**Record set:**
(begin)
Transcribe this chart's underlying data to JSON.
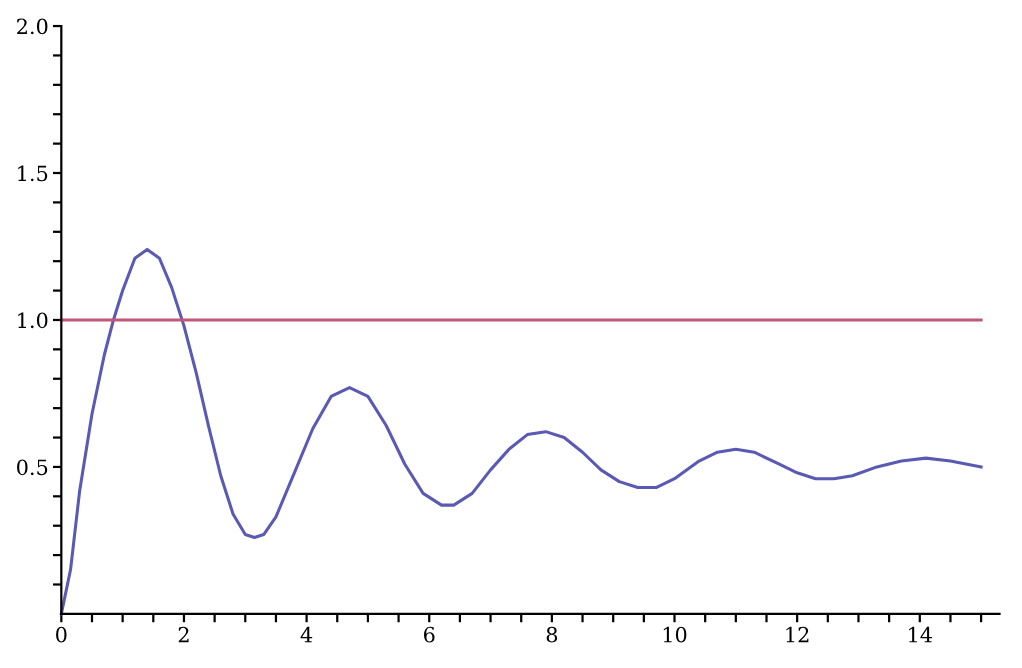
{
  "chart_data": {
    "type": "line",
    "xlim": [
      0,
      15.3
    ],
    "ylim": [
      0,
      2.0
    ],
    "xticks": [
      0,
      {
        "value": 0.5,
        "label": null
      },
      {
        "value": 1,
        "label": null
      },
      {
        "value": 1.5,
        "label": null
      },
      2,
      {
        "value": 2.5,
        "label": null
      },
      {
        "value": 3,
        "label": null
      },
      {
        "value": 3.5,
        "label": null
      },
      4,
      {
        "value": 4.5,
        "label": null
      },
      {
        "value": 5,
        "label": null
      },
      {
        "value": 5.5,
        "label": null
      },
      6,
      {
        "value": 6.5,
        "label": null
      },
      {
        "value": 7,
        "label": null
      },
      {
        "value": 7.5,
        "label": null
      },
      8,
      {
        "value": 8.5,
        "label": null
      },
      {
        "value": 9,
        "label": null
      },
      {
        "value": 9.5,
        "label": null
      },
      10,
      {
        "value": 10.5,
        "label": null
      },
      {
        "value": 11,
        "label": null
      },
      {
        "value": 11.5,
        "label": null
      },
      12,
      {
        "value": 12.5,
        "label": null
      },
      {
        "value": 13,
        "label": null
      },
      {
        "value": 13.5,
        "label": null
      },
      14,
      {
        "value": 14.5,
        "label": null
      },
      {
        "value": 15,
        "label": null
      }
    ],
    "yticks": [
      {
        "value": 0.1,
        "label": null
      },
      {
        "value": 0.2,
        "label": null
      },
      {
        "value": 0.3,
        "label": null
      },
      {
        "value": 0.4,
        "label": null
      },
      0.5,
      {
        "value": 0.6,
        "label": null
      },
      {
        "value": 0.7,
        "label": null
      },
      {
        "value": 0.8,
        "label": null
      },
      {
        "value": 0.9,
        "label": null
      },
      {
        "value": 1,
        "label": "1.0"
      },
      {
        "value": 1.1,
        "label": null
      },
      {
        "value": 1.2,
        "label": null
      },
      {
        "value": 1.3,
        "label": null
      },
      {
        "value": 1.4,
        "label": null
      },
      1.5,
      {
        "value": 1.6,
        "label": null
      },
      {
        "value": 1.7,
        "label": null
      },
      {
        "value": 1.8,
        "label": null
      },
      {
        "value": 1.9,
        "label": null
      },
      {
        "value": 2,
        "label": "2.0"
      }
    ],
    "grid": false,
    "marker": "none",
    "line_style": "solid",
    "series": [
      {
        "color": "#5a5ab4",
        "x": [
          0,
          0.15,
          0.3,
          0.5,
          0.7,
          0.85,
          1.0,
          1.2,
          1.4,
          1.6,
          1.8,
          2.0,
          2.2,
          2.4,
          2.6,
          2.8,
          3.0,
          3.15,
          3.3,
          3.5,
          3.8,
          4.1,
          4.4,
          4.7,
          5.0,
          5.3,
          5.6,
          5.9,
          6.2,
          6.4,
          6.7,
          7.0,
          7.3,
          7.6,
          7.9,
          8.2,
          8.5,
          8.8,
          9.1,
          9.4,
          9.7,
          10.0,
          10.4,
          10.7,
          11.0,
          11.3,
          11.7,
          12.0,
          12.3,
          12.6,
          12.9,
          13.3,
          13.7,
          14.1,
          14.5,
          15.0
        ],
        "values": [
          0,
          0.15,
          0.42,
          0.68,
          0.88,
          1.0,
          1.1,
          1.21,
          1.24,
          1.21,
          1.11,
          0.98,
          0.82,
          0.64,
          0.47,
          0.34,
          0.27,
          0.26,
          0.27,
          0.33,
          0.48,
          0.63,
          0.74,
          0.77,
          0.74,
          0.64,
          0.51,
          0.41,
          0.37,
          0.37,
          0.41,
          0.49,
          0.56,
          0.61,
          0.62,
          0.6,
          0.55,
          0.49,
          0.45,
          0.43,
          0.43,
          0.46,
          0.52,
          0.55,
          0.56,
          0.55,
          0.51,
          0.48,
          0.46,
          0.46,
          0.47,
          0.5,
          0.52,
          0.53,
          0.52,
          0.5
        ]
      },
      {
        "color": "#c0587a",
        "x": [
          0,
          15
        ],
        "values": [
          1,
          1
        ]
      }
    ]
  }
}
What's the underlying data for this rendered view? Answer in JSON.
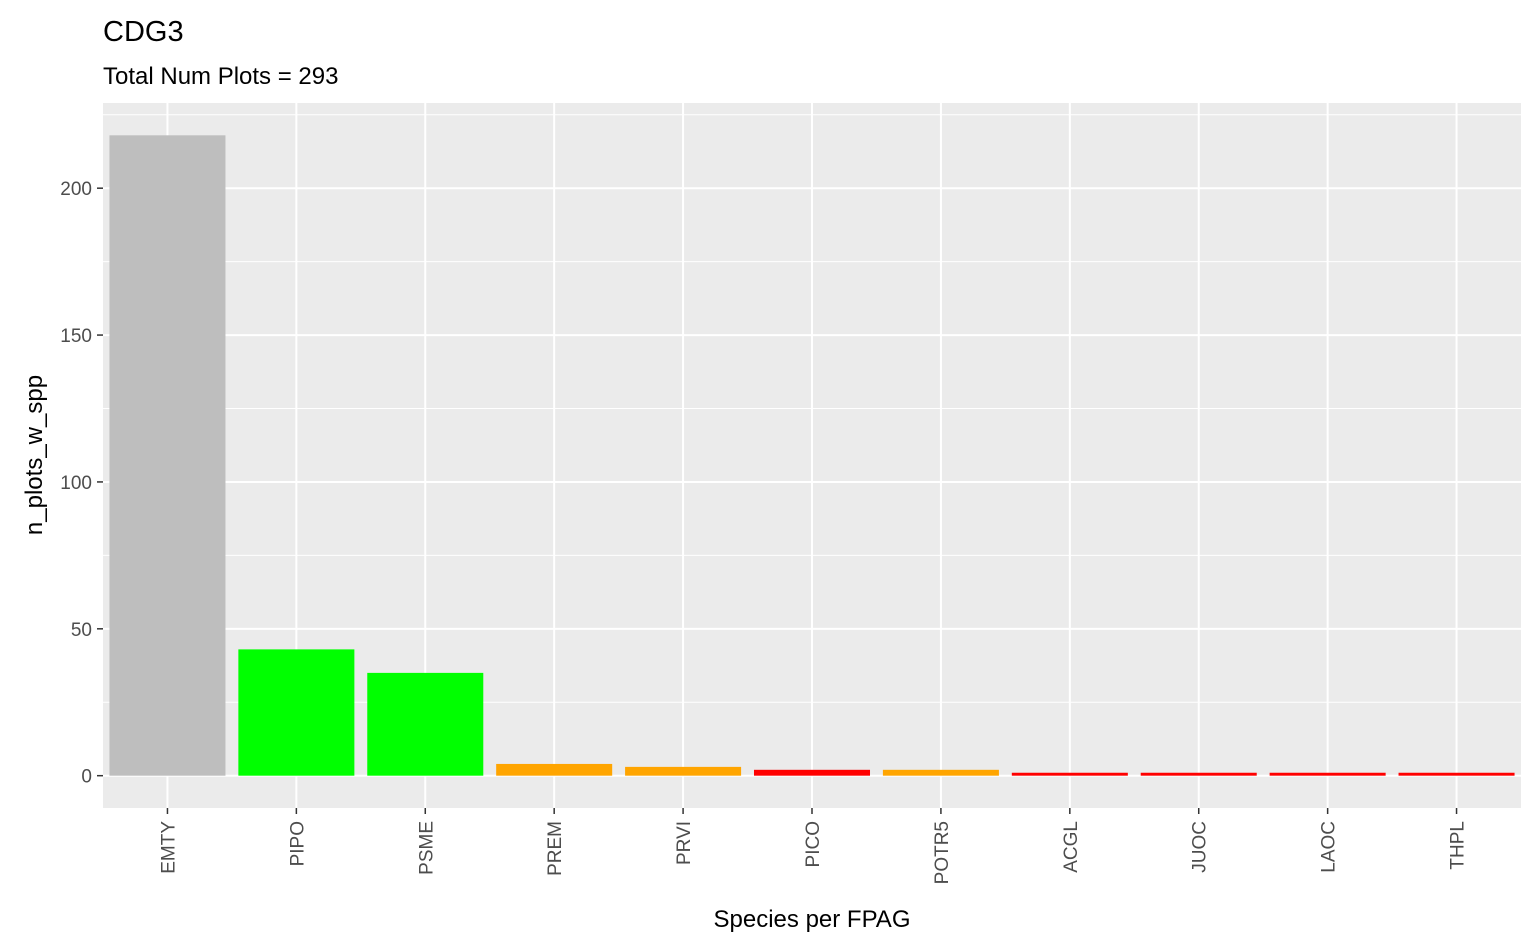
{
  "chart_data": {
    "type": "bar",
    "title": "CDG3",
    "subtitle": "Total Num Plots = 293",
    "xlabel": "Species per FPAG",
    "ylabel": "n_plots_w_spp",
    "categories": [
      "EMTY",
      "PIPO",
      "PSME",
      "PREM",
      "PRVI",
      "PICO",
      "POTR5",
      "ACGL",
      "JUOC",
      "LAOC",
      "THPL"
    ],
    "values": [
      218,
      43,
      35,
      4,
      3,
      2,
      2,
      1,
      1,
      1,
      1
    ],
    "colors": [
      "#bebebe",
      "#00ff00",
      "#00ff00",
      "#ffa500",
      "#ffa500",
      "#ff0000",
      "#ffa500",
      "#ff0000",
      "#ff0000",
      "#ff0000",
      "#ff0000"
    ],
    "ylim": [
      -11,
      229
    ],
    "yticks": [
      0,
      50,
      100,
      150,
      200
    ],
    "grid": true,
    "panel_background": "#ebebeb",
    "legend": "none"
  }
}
(end)
**The exercise:** Print every entry exactly as written, without the pictures.

**Response to this exercise:**
Transcribe this chart's underlying data to JSON.
{
  "chart_data": {
    "type": "line",
    "xlim": [
      0,
      15.3
    ],
    "ylim": [
      0,
      2.0
    ],
    "xticks": [
      0,
      {
        "value": 0.5,
        "label": null
      },
      {
        "value": 1,
        "label": null
      },
      {
        "value": 1.5,
        "label": null
      },
      2,
      {
        "value": 2.5,
        "label": null
      },
      {
        "value": 3,
        "label": null
      },
      {
        "value": 3.5,
        "label": null
      },
      4,
      {
        "value": 4.5,
        "label": null
      },
      {
        "value": 5,
        "label": null
      },
      {
        "value": 5.5,
        "label": null
      },
      6,
      {
        "value": 6.5,
        "label": null
      },
      {
        "value": 7,
        "label": null
      },
      {
        "value": 7.5,
        "label": null
      },
      8,
      {
        "value": 8.5,
        "label": null
      },
      {
        "value": 9,
        "label": null
      },
      {
        "value": 9.5,
        "label": null
      },
      10,
      {
        "value": 10.5,
        "label": null
      },
      {
        "value": 11,
        "label": null
      },
      {
        "value": 11.5,
        "label": null
      },
      12,
      {
        "value": 12.5,
        "label": null
      },
      {
        "value": 13,
        "label": null
      },
      {
        "value": 13.5,
        "label": null
      },
      14,
      {
        "value": 14.5,
        "label": null
      },
      {
        "value": 15,
        "label": null
      }
    ],
    "yticks": [
      {
        "value": 0.1,
        "label": null
      },
      {
        "value": 0.2,
        "label": null
      },
      {
        "value": 0.3,
        "label": null
      },
      {
        "value": 0.4,
        "label": null
      },
      0.5,
      {
        "value": 0.6,
        "label": null
      },
      {
        "value": 0.7,
        "label": null
      },
      {
        "value": 0.8,
        "label": null
      },
      {
        "value": 0.9,
        "label": null
      },
      {
        "value": 1,
        "label": "1.0"
      },
      {
        "value": 1.1,
        "label": null
      },
      {
        "value": 1.2,
        "label": null
      },
      {
        "value": 1.3,
        "label": null
      },
      {
        "value": 1.4,
        "label": null
      },
      1.5,
      {
        "value": 1.6,
        "label": null
      },
      {
        "value": 1.7,
        "label": null
      },
      {
        "value": 1.8,
        "label": null
      },
      {
        "value": 1.9,
        "label": null
      },
      {
        "value": 2,
        "label": "2.0"
      }
    ],
    "grid": false,
    "marker": "none",
    "line_style": "solid",
    "series": [
      {
        "color": "#5a5ab4",
        "x": [
          0,
          0.15,
          0.3,
          0.5,
          0.7,
          0.85,
          1.0,
          1.2,
          1.4,
          1.6,
          1.8,
          2.0,
          2.2,
          2.4,
          2.6,
          2.8,
          3.0,
          3.15,
          3.3,
          3.5,
          3.8,
          4.1,
          4.4,
          4.7,
          5.0,
          5.3,
          5.6,
          5.9,
          6.2,
          6.4,
          6.7,
          7.0,
          7.3,
          7.6,
          7.9,
          8.2,
          8.5,
          8.8,
          9.1,
          9.4,
          9.7,
          10.0,
          10.4,
          10.7,
          11.0,
          11.3,
          11.7,
          12.0,
          12.3,
          12.6,
          12.9,
          13.3,
          13.7,
          14.1,
          14.5,
          15.0
        ],
        "values": [
          0,
          0.15,
          0.42,
          0.68,
          0.88,
          1.0,
          1.1,
          1.21,
          1.24,
          1.21,
          1.11,
          0.98,
          0.82,
          0.64,
          0.47,
          0.34,
          0.27,
          0.26,
          0.27,
          0.33,
          0.48,
          0.63,
          0.74,
          0.77,
          0.74,
          0.64,
          0.51,
          0.41,
          0.37,
          0.37,
          0.41,
          0.49,
          0.56,
          0.61,
          0.62,
          0.6,
          0.55,
          0.49,
          0.45,
          0.43,
          0.43,
          0.46,
          0.52,
          0.55,
          0.56,
          0.55,
          0.51,
          0.48,
          0.46,
          0.46,
          0.47,
          0.5,
          0.52,
          0.53,
          0.52,
          0.5
        ]
      },
      {
        "color": "#c0587a",
        "x": [
          0,
          15
        ],
        "values": [
          1,
          1
        ]
      }
    ]
  }
}
What's the underlying data for this rendered view? Answer in JSON.
{
  "chart_data": {
    "type": "bar",
    "title": "CDG3",
    "subtitle": "Total Num Plots = 293",
    "xlabel": "Species per FPAG",
    "ylabel": "n_plots_w_spp",
    "categories": [
      "EMTY",
      "PIPO",
      "PSME",
      "PREM",
      "PRVI",
      "PICO",
      "POTR5",
      "ACGL",
      "JUOC",
      "LAOC",
      "THPL"
    ],
    "values": [
      218,
      43,
      35,
      4,
      3,
      2,
      2,
      1,
      1,
      1,
      1
    ],
    "colors": [
      "#bebebe",
      "#00ff00",
      "#00ff00",
      "#ffa500",
      "#ffa500",
      "#ff0000",
      "#ffa500",
      "#ff0000",
      "#ff0000",
      "#ff0000",
      "#ff0000"
    ],
    "ylim": [
      -11,
      229
    ],
    "yticks": [
      0,
      50,
      100,
      150,
      200
    ],
    "grid": true,
    "panel_background": "#ebebeb",
    "legend": "none"
  }
}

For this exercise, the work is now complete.